** Begin Source records **

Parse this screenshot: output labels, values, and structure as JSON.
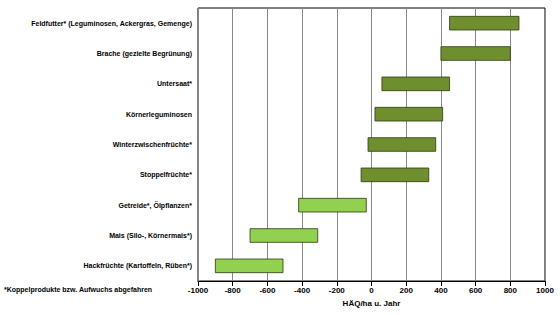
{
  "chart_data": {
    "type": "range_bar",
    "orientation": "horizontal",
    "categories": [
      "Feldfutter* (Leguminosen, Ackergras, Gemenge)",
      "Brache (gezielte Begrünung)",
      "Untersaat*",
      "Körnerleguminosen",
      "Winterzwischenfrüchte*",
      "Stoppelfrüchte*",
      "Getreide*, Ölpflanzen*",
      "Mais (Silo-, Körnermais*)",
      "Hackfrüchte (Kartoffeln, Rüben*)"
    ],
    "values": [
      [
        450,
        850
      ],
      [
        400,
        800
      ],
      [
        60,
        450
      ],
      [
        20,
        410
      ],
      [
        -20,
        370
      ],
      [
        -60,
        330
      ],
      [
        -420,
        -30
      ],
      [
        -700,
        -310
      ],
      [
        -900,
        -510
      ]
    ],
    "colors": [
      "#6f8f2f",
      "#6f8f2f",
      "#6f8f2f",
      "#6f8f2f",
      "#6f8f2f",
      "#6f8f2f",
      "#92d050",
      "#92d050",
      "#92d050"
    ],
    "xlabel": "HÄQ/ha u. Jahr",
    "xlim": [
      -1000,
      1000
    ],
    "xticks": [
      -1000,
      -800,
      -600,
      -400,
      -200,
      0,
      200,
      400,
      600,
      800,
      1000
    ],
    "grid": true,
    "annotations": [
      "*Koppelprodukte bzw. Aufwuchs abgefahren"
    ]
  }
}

** End Source records **

(Exercise details)
Keep the pictures out and write out the records exactly.

(Task answer)
Parse this screenshot: output labels, values, and structure as JSON.
{
  "chart_data": {
    "type": "range_bar",
    "orientation": "horizontal",
    "categories": [
      "Feldfutter* (Leguminosen, Ackergras, Gemenge)",
      "Brache (gezielte Begrünung)",
      "Untersaat*",
      "Körnerleguminosen",
      "Winterzwischenfrüchte*",
      "Stoppelfrüchte*",
      "Getreide*, Ölpflanzen*",
      "Mais (Silo-, Körnermais*)",
      "Hackfrüchte (Kartoffeln, Rüben*)"
    ],
    "values": [
      [
        450,
        850
      ],
      [
        400,
        800
      ],
      [
        60,
        450
      ],
      [
        20,
        410
      ],
      [
        -20,
        370
      ],
      [
        -60,
        330
      ],
      [
        -420,
        -30
      ],
      [
        -700,
        -310
      ],
      [
        -900,
        -510
      ]
    ],
    "colors": [
      "#6f8f2f",
      "#6f8f2f",
      "#6f8f2f",
      "#6f8f2f",
      "#6f8f2f",
      "#6f8f2f",
      "#92d050",
      "#92d050",
      "#92d050"
    ],
    "xlabel": "HÄQ/ha u. Jahr",
    "xlim": [
      -1000,
      1000
    ],
    "xticks": [
      -1000,
      -800,
      -600,
      -400,
      -200,
      0,
      200,
      400,
      600,
      800,
      1000
    ],
    "grid": true,
    "annotations": [
      "*Koppelprodukte bzw. Aufwuchs abgefahren"
    ]
  }
}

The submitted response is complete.